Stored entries
▽
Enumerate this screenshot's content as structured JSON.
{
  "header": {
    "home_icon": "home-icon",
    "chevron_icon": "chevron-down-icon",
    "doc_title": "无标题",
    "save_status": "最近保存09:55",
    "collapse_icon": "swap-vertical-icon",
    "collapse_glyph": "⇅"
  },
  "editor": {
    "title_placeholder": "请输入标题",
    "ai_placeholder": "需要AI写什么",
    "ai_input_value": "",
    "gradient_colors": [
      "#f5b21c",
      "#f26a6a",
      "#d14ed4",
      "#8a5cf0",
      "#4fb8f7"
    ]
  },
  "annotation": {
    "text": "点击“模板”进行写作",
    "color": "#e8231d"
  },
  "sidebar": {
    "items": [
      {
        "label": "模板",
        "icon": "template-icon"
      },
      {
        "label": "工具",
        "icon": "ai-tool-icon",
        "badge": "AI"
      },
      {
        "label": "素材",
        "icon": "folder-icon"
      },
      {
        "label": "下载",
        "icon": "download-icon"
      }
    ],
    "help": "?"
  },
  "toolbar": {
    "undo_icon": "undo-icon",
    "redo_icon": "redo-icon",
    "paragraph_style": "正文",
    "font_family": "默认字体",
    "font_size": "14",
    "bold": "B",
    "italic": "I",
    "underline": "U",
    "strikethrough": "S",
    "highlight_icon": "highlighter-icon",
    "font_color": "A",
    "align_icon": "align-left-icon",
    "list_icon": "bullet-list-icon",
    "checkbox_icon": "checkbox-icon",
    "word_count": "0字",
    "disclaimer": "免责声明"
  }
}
△
# JOB
Copy each line of the data above without altering a single character.

# OUTPUT
Enumerate this screenshot's content as structured JSON.
{
  "header": {
    "home_icon": "home-icon",
    "chevron_icon": "chevron-down-icon",
    "doc_title": "无标题",
    "save_status": "最近保存09:55",
    "collapse_icon": "swap-vertical-icon",
    "collapse_glyph": "⇅"
  },
  "editor": {
    "title_placeholder": "请输入标题",
    "ai_placeholder": "需要AI写什么",
    "ai_input_value": "",
    "gradient_colors": [
      "#f5b21c",
      "#f26a6a",
      "#d14ed4",
      "#8a5cf0",
      "#4fb8f7"
    ]
  },
  "annotation": {
    "text": "点击“模板”进行写作",
    "color": "#e8231d"
  },
  "sidebar": {
    "items": [
      {
        "label": "模板",
        "icon": "template-icon"
      },
      {
        "label": "工具",
        "icon": "ai-tool-icon",
        "badge": "AI"
      },
      {
        "label": "素材",
        "icon": "folder-icon"
      },
      {
        "label": "下载",
        "icon": "download-icon"
      }
    ],
    "help": "?"
  },
  "toolbar": {
    "undo_icon": "undo-icon",
    "redo_icon": "redo-icon",
    "paragraph_style": "正文",
    "font_family": "默认字体",
    "font_size": "14",
    "bold": "B",
    "italic": "I",
    "underline": "U",
    "strikethrough": "S",
    "highlight_icon": "highlighter-icon",
    "font_color": "A",
    "align_icon": "align-left-icon",
    "list_icon": "bullet-list-icon",
    "checkbox_icon": "checkbox-icon",
    "word_count": "0字",
    "disclaimer": "免责声明"
  }
}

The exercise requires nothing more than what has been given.